Record set –
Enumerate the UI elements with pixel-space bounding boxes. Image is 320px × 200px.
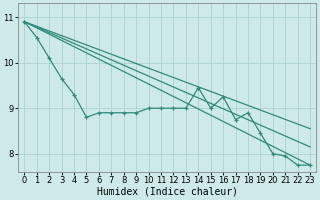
X-axis label: Humidex (Indice chaleur): Humidex (Indice chaleur) xyxy=(97,187,238,197)
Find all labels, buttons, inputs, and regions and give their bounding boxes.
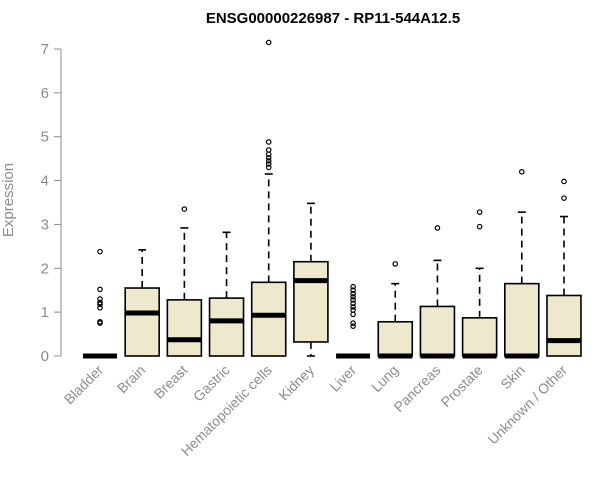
outlier-point [392, 261, 399, 267]
iqr-box [377, 320, 414, 357]
x-tick-label: Kidney [275, 362, 317, 404]
outlier-point [97, 318, 103, 325]
outlier-point [350, 304, 356, 310]
outlier-point [434, 225, 441, 231]
outlier-point [350, 283, 356, 290]
outlier-point [350, 293, 356, 300]
outlier-point [265, 161, 272, 167]
outlier-point [350, 323, 356, 329]
iqr-box [546, 294, 582, 357]
y-tick-label: 4 [41, 173, 49, 190]
outlier-point [561, 178, 567, 185]
chart-title: ENSG00000226987 - RP11-544A12.5 [206, 10, 460, 27]
outlier-point [97, 299, 103, 306]
y-tick-label: 3 [41, 216, 49, 233]
outlier-point [350, 287, 356, 294]
box-brain [124, 249, 160, 357]
outlier-point [350, 290, 356, 297]
y-tick-label: 1 [41, 304, 49, 321]
outlier-point [265, 147, 272, 153]
outlier-point [97, 301, 103, 308]
x-tick-label: Prostate [438, 362, 486, 410]
outlier-point [265, 164, 272, 171]
box-bladder [83, 248, 117, 359]
x-tick-label: Breast [151, 362, 191, 402]
x-tick-label: Skin [497, 362, 528, 393]
iqr-box [250, 281, 287, 357]
box-lung [377, 261, 414, 359]
iqr-box [461, 317, 498, 357]
box-kidney [293, 202, 329, 357]
box-pancreas [419, 225, 456, 359]
iqr-box [419, 305, 456, 357]
iqr-box [124, 287, 160, 357]
outlier-point [518, 169, 525, 175]
box-breast [166, 206, 203, 357]
iqr-box [503, 282, 540, 357]
outlier-point [181, 206, 188, 212]
outlier-point [476, 209, 483, 215]
outlier-point [561, 195, 567, 201]
iqr-box [166, 299, 203, 357]
box-hematopoietic-cells [250, 39, 287, 357]
outlier-point [350, 297, 356, 303]
box-liver [336, 283, 371, 359]
boxes-group [83, 39, 582, 359]
y-tick-label: 2 [41, 260, 49, 277]
outlier-point [265, 158, 272, 164]
outlier-point [265, 154, 272, 161]
box-unknown-other [546, 178, 582, 357]
y-tick-label: 6 [41, 85, 49, 102]
x-tick-label: Pancreas [390, 362, 443, 415]
y-axis: 0 1 2 3 4 5 6 7 [41, 41, 62, 365]
y-axis-label: Expression [0, 163, 17, 237]
outlier-point [350, 300, 356, 307]
outlier-point [476, 223, 483, 230]
outlier-point [97, 296, 103, 302]
x-tick-label: Brain [114, 362, 148, 396]
outlier-point [350, 320, 356, 326]
x-tick-label: Liver [326, 362, 359, 395]
outlier-point [265, 39, 272, 46]
box-gastric [208, 231, 245, 357]
y-tick-label: 5 [41, 129, 49, 146]
box-prostate [461, 209, 498, 359]
outlier-point [97, 286, 103, 293]
outlier-point [350, 311, 356, 318]
outlier-point [350, 307, 356, 313]
iqr-box [293, 260, 329, 343]
x-tick-label: Unknown / Other [484, 362, 570, 448]
iqr-box [208, 297, 245, 357]
outlier-point [97, 304, 103, 311]
y-tick-label: 7 [41, 41, 49, 58]
outlier-point [97, 248, 103, 255]
box-skin [503, 169, 540, 359]
x-tick-label: Lung [368, 362, 401, 395]
outlier-point [265, 139, 272, 145]
x-tick-label: Bladder [61, 362, 107, 408]
y-tick-label: 0 [41, 348, 49, 365]
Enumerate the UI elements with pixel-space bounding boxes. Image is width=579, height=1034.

Short task – Reproduce every line of the listing above word for word, leaving out the pictures.

Correct response –
Enumerate the UI elements with pixel-space bounding boxes. Image is 320px × 200px.
X-axis label: Humidex (Indice chaleur): Humidex (Indice chaleur) xyxy=(97,187,238,197)
Find all labels, buttons, inputs, and regions and give their bounding boxes.
outlier-point [392, 261, 399, 267]
iqr-box [377, 320, 414, 357]
x-tick-label: Kidney [275, 362, 317, 404]
outlier-point [97, 318, 103, 325]
outlier-point [350, 304, 356, 310]
outlier-point [434, 225, 441, 231]
outlier-point [350, 283, 356, 290]
outlier-point [350, 293, 356, 300]
outlier-point [265, 161, 272, 167]
outlier-point [350, 323, 356, 329]
iqr-box [546, 294, 582, 357]
y-tick-label: 4 [41, 173, 49, 190]
outlier-point [561, 178, 567, 185]
chart-title: ENSG00000226987 - RP11-544A12.5 [206, 10, 460, 27]
outlier-point [97, 299, 103, 306]
y-tick-label: 3 [41, 216, 49, 233]
outlier-point [350, 287, 356, 294]
box-brain [124, 249, 160, 357]
outlier-point [350, 290, 356, 297]
y-tick-label: 1 [41, 304, 49, 321]
outlier-point [265, 147, 272, 153]
outlier-point [97, 301, 103, 308]
x-tick-label: Prostate [438, 362, 486, 410]
outlier-point [265, 164, 272, 171]
box-bladder [83, 248, 117, 359]
x-tick-label: Breast [151, 362, 191, 402]
x-tick-label: Skin [497, 362, 528, 393]
iqr-box [250, 281, 287, 357]
box-lung [377, 261, 414, 359]
iqr-box [461, 317, 498, 357]
box-kidney [293, 202, 329, 357]
box-pancreas [419, 225, 456, 359]
iqr-box [419, 305, 456, 357]
iqr-box [124, 287, 160, 357]
outlier-point [518, 169, 525, 175]
box-breast [166, 206, 203, 357]
iqr-box [503, 282, 540, 357]
outlier-point [181, 206, 188, 212]
outlier-point [476, 209, 483, 215]
outlier-point [561, 195, 567, 201]
iqr-box [166, 299, 203, 357]
box-hematopoietic-cells [250, 39, 287, 357]
outlier-point [350, 297, 356, 303]
box-liver [336, 283, 371, 359]
boxes-group [83, 39, 582, 359]
y-tick-label: 2 [41, 260, 49, 277]
outlier-point [265, 158, 272, 164]
outlier-point [265, 154, 272, 161]
box-unknown-other [546, 178, 582, 357]
y-tick-label: 6 [41, 85, 49, 102]
x-tick-label: Pancreas [390, 362, 443, 415]
y-axis: 0 1 2 3 4 5 6 7 [41, 41, 62, 365]
y-axis-label: Expression [0, 163, 17, 237]
outlier-point [350, 300, 356, 307]
outlier-point [476, 223, 483, 230]
outlier-point [97, 296, 103, 302]
x-tick-label: Brain [114, 362, 148, 396]
outlier-point [350, 320, 356, 326]
x-tick-label: Liver [326, 362, 359, 395]
outlier-point [265, 39, 272, 46]
box-gastric [208, 231, 245, 357]
y-tick-label: 5 [41, 129, 49, 146]
box-prostate [461, 209, 498, 359]
outlier-point [97, 286, 103, 293]
outlier-point [350, 311, 356, 318]
outlier-point [350, 307, 356, 313]
iqr-box [293, 260, 329, 343]
x-tick-label: Unknown / Other [484, 362, 570, 448]
iqr-box [208, 297, 245, 357]
outlier-point [97, 304, 103, 311]
y-tick-label: 7 [41, 41, 49, 58]
outlier-point [97, 248, 103, 255]
box-skin [503, 169, 540, 359]
x-tick-label: Lung [368, 362, 401, 395]
outlier-point [265, 139, 272, 145]
x-tick-label: Bladder [61, 362, 107, 408]
y-tick-label: 0 [41, 348, 49, 365]
Enumerate the UI elements with pixel-space bounding boxes. Image is width=579, height=1034.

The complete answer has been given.